-------- Data in this exercise --------
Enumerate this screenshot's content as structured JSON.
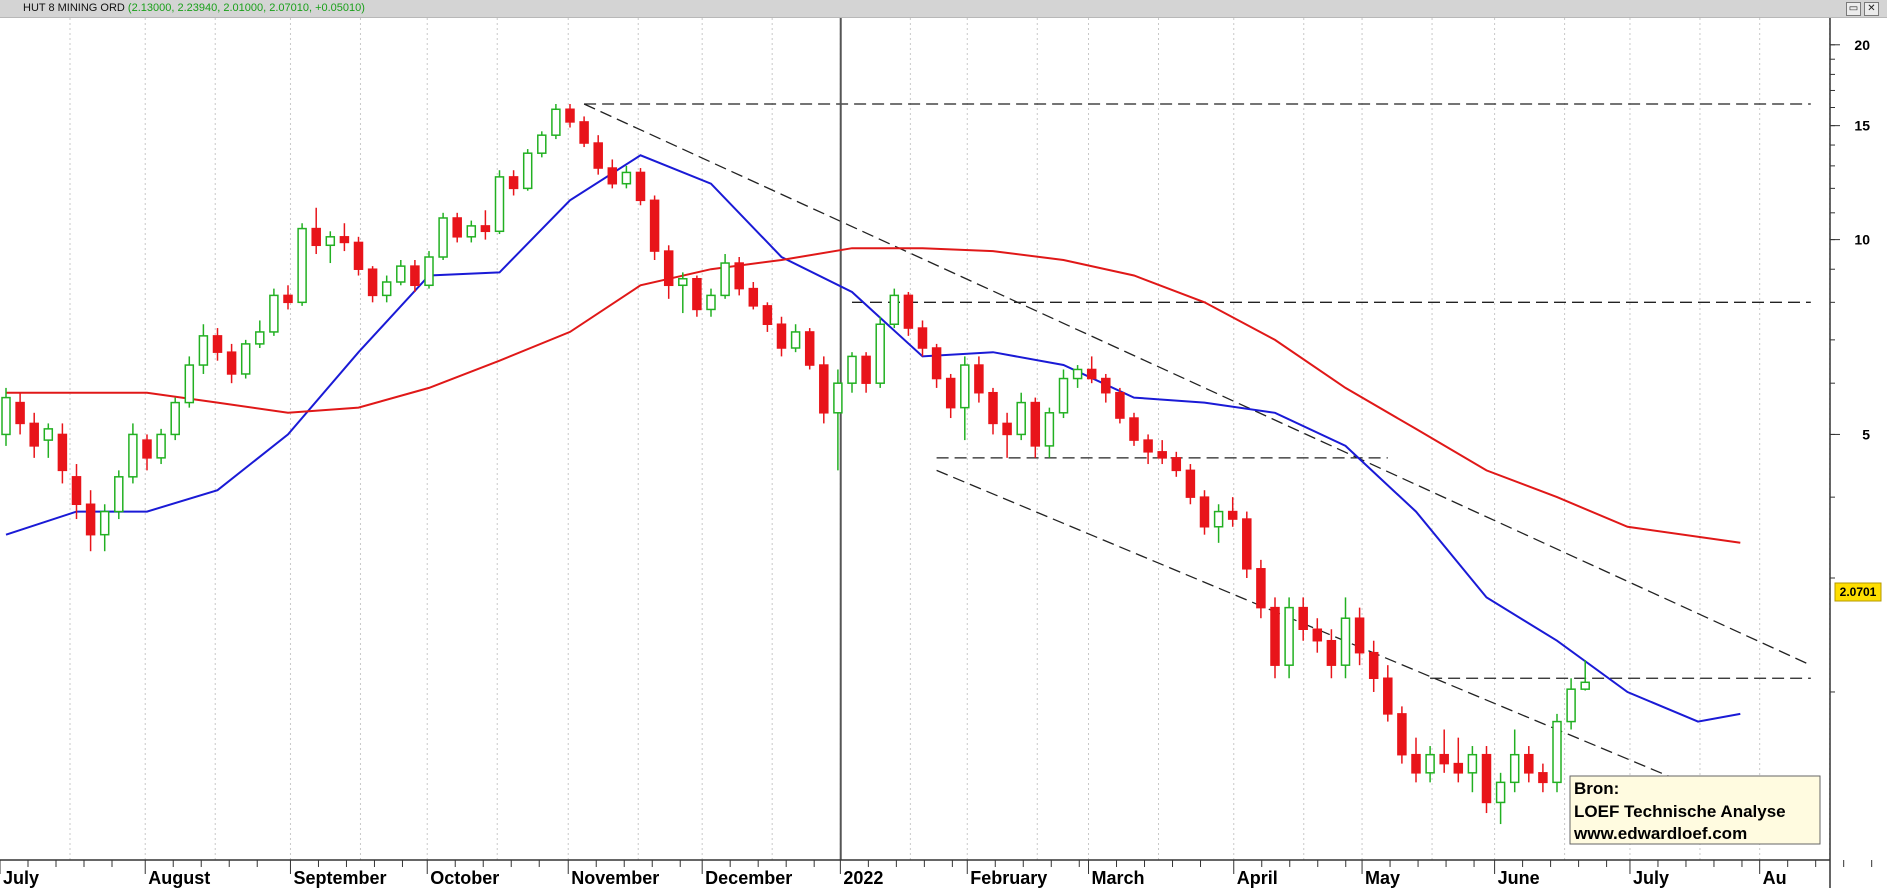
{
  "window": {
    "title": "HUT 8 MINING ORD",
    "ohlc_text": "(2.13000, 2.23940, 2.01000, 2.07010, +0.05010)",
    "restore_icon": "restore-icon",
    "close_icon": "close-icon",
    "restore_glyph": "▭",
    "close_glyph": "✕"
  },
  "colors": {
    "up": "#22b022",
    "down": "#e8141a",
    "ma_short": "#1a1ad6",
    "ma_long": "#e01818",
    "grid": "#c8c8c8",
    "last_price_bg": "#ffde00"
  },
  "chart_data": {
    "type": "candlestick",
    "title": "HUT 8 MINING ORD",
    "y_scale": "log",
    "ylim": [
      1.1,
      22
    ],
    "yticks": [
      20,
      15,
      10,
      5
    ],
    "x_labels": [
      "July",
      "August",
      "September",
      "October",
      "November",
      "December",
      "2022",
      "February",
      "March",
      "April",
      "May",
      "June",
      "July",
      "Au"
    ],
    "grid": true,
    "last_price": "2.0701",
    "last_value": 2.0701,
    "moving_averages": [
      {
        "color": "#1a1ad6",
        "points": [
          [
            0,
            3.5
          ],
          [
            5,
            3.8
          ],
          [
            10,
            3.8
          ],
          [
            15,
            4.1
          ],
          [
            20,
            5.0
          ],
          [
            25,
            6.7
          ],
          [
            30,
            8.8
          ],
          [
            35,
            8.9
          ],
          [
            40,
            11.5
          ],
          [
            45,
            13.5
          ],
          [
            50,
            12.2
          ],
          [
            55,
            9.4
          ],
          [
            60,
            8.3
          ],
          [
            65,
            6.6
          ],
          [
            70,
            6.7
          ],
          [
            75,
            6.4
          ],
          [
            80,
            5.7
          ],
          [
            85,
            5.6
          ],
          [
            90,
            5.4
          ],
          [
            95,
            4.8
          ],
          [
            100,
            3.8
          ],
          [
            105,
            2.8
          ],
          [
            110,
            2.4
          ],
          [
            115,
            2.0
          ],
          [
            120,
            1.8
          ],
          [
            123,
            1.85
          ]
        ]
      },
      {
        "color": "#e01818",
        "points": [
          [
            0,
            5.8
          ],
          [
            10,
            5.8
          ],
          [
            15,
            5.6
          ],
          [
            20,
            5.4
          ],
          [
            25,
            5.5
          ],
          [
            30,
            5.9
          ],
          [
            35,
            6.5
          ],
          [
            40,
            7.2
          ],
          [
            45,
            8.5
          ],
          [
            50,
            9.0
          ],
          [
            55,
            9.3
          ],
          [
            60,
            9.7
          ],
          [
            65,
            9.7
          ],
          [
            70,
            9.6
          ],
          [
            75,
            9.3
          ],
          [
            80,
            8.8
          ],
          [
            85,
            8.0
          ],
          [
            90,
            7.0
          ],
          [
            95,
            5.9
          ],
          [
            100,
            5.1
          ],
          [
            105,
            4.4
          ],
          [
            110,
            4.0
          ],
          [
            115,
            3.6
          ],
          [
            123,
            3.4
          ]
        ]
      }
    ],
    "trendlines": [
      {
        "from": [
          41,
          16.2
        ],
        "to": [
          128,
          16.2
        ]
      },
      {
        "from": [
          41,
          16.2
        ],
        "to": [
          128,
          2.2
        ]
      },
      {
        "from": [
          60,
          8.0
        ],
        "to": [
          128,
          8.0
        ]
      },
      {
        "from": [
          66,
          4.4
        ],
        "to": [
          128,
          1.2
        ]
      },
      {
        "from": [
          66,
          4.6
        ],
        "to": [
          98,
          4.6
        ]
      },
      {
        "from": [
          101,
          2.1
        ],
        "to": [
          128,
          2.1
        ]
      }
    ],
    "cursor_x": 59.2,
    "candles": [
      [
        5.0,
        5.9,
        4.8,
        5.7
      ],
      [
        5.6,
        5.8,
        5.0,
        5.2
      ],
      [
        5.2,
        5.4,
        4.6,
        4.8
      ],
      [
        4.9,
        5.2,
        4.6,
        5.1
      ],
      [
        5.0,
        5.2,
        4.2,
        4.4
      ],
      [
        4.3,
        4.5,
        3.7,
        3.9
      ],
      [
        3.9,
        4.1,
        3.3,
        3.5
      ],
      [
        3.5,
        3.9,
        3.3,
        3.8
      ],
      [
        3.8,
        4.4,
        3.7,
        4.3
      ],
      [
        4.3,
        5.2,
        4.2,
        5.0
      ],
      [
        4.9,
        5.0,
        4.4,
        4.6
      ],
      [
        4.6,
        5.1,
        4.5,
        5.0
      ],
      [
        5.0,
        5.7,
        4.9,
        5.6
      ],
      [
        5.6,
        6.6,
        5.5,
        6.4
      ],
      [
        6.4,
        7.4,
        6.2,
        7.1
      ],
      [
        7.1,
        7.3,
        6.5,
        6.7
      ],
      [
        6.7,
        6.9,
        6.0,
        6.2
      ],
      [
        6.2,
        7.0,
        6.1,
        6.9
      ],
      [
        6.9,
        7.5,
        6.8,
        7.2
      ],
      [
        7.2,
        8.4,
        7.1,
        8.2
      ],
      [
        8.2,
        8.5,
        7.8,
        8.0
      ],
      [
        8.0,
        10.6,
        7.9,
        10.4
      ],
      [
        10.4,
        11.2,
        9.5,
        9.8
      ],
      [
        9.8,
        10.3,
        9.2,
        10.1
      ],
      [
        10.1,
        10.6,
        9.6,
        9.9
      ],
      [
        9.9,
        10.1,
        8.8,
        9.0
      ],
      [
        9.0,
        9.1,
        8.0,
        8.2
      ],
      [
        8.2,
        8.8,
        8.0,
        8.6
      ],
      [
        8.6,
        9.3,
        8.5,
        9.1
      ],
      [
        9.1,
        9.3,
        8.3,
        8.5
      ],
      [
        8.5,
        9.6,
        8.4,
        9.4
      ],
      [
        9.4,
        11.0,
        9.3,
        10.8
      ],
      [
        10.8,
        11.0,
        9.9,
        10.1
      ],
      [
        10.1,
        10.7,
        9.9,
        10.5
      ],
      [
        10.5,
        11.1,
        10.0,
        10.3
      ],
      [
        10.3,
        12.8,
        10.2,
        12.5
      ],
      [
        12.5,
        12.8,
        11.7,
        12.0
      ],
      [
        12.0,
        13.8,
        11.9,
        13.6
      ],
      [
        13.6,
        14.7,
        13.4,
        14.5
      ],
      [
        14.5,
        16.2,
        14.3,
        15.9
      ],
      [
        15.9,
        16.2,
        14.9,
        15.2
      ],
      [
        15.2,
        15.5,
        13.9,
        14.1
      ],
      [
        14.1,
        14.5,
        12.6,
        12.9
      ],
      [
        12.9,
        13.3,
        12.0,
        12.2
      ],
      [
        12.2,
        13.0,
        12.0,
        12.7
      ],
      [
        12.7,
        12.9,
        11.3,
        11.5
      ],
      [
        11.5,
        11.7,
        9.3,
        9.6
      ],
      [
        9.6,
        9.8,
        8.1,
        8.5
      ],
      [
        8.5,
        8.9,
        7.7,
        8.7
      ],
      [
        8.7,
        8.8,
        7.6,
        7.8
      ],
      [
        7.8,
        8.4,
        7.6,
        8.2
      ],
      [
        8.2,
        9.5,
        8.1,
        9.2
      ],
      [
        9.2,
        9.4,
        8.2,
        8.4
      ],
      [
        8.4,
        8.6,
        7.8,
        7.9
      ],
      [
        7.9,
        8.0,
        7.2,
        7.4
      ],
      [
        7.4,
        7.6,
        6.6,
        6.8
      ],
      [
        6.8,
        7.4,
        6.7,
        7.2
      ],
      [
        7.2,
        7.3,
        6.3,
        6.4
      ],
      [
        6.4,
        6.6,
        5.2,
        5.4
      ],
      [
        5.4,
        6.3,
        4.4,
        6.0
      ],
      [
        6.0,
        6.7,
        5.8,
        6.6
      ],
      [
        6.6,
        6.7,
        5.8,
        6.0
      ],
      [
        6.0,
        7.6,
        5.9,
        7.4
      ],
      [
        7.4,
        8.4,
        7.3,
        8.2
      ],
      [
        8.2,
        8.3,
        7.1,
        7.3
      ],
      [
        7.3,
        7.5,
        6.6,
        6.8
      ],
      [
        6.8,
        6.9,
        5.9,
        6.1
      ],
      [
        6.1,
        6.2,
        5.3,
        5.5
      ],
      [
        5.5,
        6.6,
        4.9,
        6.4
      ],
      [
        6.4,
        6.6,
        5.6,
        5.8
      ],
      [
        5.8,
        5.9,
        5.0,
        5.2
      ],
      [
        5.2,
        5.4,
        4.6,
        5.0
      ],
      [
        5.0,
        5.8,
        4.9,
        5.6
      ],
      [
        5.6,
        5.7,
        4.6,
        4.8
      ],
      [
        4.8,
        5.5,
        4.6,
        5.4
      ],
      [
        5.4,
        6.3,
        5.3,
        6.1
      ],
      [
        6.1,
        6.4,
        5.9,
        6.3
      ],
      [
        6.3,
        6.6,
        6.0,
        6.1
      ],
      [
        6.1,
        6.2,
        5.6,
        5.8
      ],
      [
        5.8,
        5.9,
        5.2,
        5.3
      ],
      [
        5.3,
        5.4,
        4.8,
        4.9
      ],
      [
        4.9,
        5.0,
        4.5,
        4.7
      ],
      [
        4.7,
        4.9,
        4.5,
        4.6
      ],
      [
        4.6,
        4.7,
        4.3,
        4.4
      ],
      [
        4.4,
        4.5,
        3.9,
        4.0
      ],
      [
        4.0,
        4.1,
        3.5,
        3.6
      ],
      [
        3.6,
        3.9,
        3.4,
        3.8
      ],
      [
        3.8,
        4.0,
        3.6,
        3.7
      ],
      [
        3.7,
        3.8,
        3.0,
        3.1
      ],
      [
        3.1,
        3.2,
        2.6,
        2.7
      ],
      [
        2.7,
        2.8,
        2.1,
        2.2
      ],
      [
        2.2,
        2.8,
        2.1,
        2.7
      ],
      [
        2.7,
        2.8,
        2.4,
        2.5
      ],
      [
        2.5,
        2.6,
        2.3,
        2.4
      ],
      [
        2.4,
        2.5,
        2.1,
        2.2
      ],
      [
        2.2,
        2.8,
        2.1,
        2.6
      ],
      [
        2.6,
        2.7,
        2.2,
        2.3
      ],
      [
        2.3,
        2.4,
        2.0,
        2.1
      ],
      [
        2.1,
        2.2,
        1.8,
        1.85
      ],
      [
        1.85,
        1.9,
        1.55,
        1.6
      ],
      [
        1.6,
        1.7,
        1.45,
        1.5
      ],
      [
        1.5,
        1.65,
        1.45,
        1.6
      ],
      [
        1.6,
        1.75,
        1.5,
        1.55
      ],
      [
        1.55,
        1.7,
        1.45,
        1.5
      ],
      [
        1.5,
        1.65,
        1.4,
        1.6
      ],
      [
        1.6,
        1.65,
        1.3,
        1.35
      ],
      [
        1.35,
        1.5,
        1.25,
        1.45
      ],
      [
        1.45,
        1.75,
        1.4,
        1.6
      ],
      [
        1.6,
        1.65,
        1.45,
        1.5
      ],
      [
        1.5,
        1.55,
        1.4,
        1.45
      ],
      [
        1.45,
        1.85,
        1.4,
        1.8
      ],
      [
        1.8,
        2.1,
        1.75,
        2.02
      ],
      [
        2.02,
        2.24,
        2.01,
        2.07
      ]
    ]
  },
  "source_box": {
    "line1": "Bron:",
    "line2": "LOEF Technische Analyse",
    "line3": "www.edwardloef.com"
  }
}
--------
Exercise details ▸ The lines above form a set of records; determine how many of them contain the string "icon" and give that number alone.

Completed task ▸ 2